## TEXT SHOWN:

** Begin **

A Copier template I wrote for myself for starting Python backend projects, now packaged as Flint, a small CLI on top of the same template.

This exists because scaffolding is annoying. I got tired of burning time on the same setup work over and over: project layout, pyproject, uv, ruff, tests, type checking, FastAPI setup, SQLModel when there is a database, auth wiring when the profile calls for it, Docker for local Postgres when you need it, CI.

None of that is hard. It is just repetitive. Repetitive setup is how you waste time and still end up with something inconsistent.

Flint is a backend-only FastAPI template that proves every generated project works, then keeps that project maintainable after the first commit.

It is not trying to be the most configurable FastAPI generator, and it is not a full-stack starter. Flint is for developers who want a typed, tested, secure, upgradeable API backend without inheriting React, five database choices, GraphQL, queues, observability vendors, or deployment machinery they need to delete.


Quick start

Prerequisites

You need the following installed before using this template:

  • uv: install with:
    # macOS / Linux
    curl -LsSf https://astral.sh/uv/install.sh | sh
    
    # Windows
    powershell -ExecutionPolicy ByPass -c "irm https://astral.sh/uv/install.sh | iex"
  • just: install with:
    # macOS
    brew install just
    
    # Linux
    curl --proto '=https' --tlsv1.2 -sSf https://just.systems/install.sh | bash -s -- --to /usr/local/bin
    
    # or via cargo
    cargo install just
  • Docker (optional). For local Postgres and Docker-based checks when you use the api or saas profiles. Install via Docker Desktop or your package manager.
  • Copier (optional). Only if you want to call Copier directly instead of flint:
    uv tool install copier

Generate a project

Recommended: uvx installs nothing permanently and pulls the published CLI.

uvx flint new my-project

Pick a profile explicitly when you need to:

uvx flint new my-project --profile minimal
uvx flint new my-project --profile api
uvx flint new my-project --profile saas

Copier-only equivalent (same template):

copier copy gh:aidrecabrera/flint my-project --trust

Set up

cd my-project
cp .env.example .env

If you chose api or saas (PostgreSQL):

just db

If the project uses a database:

just revision "initial"

** End **

## PROVIDED RECORDS:
** Begin **

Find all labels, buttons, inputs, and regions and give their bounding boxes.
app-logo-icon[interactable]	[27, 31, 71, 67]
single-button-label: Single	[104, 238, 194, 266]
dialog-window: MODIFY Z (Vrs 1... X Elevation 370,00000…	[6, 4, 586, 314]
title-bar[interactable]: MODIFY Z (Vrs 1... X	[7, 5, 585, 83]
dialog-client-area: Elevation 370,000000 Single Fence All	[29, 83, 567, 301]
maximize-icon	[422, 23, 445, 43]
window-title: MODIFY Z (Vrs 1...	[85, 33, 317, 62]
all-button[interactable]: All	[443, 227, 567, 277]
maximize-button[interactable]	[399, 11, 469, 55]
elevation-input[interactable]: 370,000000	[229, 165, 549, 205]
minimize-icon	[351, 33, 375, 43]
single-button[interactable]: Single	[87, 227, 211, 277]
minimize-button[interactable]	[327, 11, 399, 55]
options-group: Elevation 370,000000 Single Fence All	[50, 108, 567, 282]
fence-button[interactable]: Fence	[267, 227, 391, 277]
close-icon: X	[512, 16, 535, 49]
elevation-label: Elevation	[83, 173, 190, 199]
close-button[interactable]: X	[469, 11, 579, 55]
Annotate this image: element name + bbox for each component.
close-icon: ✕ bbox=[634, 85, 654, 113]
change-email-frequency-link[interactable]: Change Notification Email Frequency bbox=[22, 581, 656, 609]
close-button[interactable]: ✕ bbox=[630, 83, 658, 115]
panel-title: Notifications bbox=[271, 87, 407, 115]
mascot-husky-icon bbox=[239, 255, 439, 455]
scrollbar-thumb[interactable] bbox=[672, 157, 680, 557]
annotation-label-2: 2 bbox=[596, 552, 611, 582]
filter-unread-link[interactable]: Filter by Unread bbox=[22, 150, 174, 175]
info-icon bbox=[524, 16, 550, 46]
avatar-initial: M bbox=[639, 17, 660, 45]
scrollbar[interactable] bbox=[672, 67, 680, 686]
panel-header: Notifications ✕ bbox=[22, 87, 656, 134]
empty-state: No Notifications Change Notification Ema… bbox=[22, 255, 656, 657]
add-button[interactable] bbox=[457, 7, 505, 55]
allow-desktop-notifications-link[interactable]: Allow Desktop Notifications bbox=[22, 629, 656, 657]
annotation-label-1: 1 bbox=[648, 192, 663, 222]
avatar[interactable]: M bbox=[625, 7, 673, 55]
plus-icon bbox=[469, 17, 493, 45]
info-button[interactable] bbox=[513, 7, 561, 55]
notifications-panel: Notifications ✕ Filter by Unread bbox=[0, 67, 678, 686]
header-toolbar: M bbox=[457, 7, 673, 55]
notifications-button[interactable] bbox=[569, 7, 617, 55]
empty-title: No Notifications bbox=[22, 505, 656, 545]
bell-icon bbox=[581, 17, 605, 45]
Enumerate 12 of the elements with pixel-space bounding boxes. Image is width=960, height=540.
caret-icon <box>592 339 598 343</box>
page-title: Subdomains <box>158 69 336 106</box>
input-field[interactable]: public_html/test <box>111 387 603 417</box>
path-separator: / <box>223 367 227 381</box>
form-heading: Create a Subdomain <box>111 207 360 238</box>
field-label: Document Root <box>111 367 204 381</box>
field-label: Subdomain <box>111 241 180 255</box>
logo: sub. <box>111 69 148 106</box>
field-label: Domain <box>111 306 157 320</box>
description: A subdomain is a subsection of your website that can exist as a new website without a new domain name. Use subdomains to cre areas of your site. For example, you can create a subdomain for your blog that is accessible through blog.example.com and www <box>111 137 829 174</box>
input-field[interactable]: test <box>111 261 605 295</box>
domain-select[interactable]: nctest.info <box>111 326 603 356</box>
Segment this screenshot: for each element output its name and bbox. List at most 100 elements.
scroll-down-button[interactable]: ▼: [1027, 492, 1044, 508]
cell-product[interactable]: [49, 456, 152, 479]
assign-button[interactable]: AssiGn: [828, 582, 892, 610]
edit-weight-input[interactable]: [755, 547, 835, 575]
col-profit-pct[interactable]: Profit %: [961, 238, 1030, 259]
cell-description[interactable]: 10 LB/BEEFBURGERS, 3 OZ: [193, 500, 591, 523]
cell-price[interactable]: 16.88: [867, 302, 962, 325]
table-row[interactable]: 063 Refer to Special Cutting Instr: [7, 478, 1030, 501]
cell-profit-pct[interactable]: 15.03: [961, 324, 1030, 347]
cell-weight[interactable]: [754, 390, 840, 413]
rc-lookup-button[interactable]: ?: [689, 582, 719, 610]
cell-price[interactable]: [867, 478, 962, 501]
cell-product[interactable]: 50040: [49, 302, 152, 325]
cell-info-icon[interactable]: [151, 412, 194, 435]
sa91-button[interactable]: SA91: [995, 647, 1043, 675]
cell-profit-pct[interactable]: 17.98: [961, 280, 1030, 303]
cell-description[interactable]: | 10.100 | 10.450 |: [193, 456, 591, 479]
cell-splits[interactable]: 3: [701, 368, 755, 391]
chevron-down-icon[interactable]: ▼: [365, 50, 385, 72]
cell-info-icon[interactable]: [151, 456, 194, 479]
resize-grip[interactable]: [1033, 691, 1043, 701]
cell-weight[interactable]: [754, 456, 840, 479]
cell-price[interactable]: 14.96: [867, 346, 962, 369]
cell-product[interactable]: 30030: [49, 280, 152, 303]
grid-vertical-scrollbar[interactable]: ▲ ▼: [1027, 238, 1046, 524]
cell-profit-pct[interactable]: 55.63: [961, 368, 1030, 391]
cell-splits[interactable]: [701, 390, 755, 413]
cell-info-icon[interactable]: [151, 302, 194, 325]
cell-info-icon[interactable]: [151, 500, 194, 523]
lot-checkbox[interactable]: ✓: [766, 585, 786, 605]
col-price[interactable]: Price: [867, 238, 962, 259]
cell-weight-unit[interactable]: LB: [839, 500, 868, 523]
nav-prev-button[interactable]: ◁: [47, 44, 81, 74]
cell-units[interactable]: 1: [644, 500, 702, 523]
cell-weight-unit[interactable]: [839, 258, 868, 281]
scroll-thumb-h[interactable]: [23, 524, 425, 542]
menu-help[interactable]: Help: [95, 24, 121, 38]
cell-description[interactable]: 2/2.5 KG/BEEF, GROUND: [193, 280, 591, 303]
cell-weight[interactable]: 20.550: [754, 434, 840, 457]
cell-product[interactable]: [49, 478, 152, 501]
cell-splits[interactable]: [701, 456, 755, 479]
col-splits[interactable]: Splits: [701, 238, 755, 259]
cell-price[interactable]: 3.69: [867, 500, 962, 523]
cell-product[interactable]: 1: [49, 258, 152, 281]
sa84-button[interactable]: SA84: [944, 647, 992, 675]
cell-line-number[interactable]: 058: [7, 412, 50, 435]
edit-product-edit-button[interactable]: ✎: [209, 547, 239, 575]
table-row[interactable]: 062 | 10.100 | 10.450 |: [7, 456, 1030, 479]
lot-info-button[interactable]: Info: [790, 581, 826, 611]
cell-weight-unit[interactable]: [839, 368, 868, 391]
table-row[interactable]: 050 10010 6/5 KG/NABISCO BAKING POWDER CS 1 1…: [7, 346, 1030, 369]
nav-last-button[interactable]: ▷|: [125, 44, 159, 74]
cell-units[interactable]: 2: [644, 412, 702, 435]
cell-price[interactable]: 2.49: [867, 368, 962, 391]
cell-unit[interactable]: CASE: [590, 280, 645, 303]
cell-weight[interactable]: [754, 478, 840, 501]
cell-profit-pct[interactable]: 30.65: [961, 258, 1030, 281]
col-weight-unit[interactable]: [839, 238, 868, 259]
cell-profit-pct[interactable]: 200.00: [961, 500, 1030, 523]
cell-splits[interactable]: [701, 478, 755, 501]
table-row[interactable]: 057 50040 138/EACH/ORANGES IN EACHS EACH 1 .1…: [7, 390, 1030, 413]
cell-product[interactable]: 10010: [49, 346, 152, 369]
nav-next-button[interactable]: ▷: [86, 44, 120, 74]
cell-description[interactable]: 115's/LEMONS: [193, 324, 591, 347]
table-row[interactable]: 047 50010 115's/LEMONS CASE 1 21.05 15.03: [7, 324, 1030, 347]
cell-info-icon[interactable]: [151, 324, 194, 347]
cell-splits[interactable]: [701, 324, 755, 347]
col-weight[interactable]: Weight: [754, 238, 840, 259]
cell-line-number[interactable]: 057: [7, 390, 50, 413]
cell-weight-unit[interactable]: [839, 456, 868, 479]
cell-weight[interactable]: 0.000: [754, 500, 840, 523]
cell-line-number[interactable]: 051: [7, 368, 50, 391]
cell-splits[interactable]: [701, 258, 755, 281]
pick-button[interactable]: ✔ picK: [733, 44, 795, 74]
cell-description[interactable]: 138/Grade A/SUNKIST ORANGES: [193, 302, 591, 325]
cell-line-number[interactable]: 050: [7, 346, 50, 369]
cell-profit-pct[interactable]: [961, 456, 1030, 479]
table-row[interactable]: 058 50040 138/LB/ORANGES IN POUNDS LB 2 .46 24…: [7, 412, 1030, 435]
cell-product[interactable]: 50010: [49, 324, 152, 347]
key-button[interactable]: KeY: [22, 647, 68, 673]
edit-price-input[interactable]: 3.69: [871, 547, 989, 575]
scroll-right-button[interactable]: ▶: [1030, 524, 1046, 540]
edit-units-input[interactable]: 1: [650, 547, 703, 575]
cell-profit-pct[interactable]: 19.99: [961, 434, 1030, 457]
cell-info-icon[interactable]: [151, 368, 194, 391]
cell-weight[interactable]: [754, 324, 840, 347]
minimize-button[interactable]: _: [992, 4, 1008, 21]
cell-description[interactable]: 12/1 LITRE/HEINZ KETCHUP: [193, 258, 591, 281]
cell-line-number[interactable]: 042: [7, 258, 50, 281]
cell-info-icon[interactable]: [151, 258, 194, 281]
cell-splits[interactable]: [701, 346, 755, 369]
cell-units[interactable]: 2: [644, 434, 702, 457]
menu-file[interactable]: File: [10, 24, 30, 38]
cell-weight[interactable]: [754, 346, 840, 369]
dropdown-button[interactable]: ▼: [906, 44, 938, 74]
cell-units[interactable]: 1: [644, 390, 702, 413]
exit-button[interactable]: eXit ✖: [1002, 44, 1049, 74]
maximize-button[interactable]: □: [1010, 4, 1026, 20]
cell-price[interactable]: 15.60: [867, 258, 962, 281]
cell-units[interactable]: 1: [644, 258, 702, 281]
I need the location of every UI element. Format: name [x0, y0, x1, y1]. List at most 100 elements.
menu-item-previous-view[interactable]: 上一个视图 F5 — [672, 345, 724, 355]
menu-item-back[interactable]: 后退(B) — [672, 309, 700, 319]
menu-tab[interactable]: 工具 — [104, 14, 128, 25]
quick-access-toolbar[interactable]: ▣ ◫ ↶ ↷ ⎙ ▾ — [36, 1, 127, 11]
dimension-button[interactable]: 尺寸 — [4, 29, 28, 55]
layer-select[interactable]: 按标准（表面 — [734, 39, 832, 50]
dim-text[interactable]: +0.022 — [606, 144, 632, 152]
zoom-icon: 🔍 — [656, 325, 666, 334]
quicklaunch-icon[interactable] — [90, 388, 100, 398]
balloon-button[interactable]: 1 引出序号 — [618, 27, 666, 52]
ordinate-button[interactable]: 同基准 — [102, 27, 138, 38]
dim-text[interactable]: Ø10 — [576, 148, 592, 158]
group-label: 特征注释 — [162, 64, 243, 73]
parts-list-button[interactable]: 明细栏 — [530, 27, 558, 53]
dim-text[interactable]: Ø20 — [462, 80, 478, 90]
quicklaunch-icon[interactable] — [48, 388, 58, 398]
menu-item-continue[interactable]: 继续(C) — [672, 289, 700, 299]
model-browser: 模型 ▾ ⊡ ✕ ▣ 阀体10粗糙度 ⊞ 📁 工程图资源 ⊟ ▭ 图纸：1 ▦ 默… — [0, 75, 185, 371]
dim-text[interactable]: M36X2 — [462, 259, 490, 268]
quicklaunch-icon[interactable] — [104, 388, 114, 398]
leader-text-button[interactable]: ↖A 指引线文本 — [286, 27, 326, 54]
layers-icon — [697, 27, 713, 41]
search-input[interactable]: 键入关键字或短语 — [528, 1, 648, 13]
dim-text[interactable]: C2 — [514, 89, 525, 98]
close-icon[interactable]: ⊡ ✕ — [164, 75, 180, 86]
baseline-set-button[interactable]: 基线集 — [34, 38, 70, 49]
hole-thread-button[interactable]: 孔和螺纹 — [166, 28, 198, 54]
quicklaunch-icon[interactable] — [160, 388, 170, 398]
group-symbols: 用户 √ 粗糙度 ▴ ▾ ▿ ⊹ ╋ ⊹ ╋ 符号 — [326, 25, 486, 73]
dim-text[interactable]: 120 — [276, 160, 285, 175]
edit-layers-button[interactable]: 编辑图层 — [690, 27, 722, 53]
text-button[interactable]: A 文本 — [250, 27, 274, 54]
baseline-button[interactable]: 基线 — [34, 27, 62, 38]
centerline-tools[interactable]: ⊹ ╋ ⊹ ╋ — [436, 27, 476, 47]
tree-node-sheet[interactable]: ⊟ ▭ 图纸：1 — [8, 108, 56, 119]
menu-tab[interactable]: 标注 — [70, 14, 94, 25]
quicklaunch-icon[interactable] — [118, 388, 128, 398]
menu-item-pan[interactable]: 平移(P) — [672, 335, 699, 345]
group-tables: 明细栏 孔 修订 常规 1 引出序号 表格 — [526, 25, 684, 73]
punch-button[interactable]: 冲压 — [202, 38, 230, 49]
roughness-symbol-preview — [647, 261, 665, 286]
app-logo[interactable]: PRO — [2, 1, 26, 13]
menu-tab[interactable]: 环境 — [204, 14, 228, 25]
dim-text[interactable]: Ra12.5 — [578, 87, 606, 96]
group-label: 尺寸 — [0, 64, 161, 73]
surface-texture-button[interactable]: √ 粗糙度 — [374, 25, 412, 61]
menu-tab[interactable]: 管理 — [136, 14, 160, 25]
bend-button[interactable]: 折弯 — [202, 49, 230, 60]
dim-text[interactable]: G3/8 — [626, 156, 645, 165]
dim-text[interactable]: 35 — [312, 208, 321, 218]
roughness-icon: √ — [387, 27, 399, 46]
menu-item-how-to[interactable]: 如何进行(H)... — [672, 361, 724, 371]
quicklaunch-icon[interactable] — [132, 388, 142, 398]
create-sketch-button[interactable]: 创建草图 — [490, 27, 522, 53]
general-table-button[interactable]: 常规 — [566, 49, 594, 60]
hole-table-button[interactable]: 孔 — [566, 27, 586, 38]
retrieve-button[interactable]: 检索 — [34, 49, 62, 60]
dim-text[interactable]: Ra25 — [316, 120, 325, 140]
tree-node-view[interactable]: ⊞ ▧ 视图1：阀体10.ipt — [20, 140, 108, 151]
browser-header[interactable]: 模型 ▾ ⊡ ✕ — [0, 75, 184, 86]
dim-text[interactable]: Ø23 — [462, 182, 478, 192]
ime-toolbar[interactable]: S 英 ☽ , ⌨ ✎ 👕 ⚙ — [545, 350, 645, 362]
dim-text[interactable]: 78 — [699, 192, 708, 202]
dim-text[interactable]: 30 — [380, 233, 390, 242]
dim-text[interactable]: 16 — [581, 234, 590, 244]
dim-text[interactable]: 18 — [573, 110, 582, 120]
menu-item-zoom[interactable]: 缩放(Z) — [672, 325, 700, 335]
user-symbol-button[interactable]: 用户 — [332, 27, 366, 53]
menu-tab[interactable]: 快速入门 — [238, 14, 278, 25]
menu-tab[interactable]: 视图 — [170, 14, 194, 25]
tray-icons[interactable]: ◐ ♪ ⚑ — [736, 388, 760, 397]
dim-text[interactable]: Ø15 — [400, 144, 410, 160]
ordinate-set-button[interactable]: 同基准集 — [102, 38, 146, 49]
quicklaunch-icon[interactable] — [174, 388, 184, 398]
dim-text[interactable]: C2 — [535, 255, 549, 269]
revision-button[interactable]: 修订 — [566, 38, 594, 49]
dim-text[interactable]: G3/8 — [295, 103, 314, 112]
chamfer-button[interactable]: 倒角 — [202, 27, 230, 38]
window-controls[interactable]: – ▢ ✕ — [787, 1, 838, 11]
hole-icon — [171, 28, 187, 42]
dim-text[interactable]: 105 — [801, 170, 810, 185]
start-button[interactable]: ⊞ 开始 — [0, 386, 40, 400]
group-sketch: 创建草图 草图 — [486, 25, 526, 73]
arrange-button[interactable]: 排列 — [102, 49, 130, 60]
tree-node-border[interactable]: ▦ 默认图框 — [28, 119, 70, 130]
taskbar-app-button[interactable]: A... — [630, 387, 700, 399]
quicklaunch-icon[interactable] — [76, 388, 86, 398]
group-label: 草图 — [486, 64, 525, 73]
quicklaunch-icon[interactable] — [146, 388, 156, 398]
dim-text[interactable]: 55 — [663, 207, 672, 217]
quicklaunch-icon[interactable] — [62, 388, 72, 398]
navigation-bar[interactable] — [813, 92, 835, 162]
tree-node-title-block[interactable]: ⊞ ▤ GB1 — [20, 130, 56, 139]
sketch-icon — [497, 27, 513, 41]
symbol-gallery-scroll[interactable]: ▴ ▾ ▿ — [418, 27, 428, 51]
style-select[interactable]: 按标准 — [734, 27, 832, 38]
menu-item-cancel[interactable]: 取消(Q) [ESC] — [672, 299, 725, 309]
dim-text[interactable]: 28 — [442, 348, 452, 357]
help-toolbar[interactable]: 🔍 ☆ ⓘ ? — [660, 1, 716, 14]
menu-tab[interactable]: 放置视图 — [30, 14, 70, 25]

** End **

## REQUIRED TASKS:
a) Which two profiles does the Flint README say use PostgreSQL?
b) Carry the Flint README forward from its final command, keeping the same headings and command-block style.

## SOLVED TASKS:
a) The api and saas profiles.

b)
just migrate

Install dependencies (Copier already ran uv sync; this is the explicit recipe if you want it):

just install

Start the app:

just dev

Then open:


What this is

This template generates a FastAPI project. You do not toggle fifteen options. You pick a profile that already encodes the big decisions: no database, api (Postgres + SQLModel + Alembic + Docker for local dev), or saas (all of that plus a real auth and user stack).

Use minimal when you want a service without a database. Use api for a data-backed API without end-user auth. Use saas when you need users, sessions, tokens, and password flows.


Positioning

Template Best fit
full-stack-fastapi-template FastAPI plus React plus a full app stack
s3rius/FastAPI-template Maximum generator configurability
Flint Backend-only FastAPI APIs that are proven, typed, tested, secure, and upgradeable

I want fewer choices, stricter defaults, CI that actually generates code and runs checks, auth and migrations that work when the profile includes them, sane errors and logs, and upgrades that do not feel like a dare.


Why I did this

Because scaffolding is painful.

Every time I start a backend project, I end up doing the same things:

  • making the same files
  • writing the same commands
  • checking the same docs
  • fixing the same annoying setup details
  • deciding the same tool choices again even though I already know what I want

That is dumb.

The question I asked myself before writing this template:

XKCD 1205 - Is It Worth the Time?

XKCD 1205. On whether automating repetitive work is worth the upfront effort.

spoiler

yes

Then, naturally:

XKCD 974 - The General Problem

XKCD 974. The developer instinct to solve the fully general version of a specific problem instead of just doing the specific thing.

The point of a project template is not magic. It is just refusing to redo boring work badly.

So this template makes the boring decisions once and keeps them out of the way.

It is also inspired by the backend structure in Polar, especially the idea of keeping things organized around FastAPI modules, auth-aware routing when auth exists, and a backend layout that is practical instead of decorative.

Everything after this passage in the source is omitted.